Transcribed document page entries

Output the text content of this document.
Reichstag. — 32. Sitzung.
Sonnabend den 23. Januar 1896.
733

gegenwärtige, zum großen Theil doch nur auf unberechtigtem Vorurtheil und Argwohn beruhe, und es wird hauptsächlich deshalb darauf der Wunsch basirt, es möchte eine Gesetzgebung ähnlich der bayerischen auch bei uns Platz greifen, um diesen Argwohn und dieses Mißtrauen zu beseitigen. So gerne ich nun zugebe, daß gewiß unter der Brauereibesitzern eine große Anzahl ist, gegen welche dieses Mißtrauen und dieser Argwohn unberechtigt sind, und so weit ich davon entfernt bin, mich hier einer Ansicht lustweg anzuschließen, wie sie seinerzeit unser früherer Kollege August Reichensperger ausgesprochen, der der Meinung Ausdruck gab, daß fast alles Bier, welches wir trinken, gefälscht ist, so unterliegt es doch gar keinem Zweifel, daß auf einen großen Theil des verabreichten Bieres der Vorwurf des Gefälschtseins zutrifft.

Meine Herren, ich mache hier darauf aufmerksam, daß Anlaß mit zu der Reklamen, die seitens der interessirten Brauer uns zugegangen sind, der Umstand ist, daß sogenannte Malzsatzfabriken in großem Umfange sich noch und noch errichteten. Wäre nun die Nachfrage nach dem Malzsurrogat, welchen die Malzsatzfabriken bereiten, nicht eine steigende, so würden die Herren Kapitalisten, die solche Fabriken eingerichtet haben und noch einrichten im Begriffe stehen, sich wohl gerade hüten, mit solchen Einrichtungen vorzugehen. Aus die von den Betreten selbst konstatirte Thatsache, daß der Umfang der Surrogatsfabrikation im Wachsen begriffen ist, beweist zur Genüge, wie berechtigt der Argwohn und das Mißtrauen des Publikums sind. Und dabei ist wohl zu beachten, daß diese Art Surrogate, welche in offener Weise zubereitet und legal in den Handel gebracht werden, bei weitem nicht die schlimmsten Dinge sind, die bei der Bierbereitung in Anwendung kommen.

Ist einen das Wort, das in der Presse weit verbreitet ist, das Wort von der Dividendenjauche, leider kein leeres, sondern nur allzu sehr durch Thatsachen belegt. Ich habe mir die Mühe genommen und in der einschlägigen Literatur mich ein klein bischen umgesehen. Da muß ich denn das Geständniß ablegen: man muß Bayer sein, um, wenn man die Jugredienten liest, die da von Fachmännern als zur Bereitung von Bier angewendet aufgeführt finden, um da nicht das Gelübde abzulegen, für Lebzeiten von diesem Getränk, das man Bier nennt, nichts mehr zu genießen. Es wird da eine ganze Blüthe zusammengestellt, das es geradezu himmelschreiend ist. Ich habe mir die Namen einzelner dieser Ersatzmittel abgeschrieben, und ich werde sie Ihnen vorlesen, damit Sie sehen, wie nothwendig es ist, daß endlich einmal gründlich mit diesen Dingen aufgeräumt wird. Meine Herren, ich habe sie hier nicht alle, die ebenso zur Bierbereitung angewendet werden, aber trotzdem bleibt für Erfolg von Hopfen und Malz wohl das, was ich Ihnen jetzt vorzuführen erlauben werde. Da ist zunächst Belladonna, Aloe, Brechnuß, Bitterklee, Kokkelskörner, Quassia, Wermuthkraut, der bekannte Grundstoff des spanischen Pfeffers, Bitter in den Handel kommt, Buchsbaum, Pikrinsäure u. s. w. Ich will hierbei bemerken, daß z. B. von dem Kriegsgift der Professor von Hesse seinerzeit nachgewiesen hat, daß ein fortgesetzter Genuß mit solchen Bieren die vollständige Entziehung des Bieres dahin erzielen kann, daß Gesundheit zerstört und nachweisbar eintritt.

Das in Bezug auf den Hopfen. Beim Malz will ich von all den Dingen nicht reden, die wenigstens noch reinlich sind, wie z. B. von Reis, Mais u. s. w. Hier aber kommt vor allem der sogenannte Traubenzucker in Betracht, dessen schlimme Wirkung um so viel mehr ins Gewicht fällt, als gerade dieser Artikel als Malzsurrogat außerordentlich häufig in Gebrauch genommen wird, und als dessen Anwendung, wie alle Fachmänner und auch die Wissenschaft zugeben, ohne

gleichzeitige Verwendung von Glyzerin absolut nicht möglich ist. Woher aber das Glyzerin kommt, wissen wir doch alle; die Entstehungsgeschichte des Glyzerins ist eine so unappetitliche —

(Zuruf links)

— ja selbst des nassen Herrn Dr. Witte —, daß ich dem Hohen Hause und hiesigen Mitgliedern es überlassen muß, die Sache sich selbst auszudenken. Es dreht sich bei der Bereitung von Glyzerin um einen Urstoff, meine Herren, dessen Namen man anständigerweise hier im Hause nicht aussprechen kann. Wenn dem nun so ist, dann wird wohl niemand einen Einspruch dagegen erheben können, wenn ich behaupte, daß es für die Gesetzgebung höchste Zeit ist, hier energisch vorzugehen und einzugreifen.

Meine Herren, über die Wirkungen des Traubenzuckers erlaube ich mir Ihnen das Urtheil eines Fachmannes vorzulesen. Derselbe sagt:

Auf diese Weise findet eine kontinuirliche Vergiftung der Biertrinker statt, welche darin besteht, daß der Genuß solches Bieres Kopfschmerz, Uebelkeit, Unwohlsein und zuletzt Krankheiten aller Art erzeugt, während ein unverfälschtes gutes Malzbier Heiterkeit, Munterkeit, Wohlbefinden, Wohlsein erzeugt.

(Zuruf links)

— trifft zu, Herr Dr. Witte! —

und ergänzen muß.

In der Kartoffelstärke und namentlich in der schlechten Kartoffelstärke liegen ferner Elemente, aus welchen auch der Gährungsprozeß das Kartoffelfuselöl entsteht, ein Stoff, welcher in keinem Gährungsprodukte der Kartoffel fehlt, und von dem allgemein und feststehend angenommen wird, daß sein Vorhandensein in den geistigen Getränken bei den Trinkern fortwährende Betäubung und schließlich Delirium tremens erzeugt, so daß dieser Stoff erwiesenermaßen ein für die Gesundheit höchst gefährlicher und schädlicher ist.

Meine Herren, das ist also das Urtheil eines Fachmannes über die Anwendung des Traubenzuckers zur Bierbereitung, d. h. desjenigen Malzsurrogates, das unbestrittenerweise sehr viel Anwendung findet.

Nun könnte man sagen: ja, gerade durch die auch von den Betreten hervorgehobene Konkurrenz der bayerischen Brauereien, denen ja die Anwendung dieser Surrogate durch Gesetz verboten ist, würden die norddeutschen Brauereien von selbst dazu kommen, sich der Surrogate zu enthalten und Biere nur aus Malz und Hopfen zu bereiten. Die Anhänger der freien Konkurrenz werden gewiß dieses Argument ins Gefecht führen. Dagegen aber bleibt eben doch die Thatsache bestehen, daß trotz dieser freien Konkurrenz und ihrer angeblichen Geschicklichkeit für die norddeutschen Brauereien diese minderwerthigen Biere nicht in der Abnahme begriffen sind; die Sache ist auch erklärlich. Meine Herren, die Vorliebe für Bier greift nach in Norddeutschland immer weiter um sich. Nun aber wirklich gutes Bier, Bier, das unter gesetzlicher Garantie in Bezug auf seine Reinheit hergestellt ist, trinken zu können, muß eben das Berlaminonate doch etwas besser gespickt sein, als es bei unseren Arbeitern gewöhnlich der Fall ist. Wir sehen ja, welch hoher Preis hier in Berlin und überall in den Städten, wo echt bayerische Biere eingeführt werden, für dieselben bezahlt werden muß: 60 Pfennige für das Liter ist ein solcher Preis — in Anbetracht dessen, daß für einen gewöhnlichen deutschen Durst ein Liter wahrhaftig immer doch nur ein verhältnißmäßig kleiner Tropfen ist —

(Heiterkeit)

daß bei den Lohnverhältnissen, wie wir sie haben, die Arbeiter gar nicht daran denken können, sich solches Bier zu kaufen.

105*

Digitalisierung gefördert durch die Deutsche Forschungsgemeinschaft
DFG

## Problem to work on
Only the count is wanted. Count the lines of the data above that include the string "Traubenzuckers".

## Output of the task
2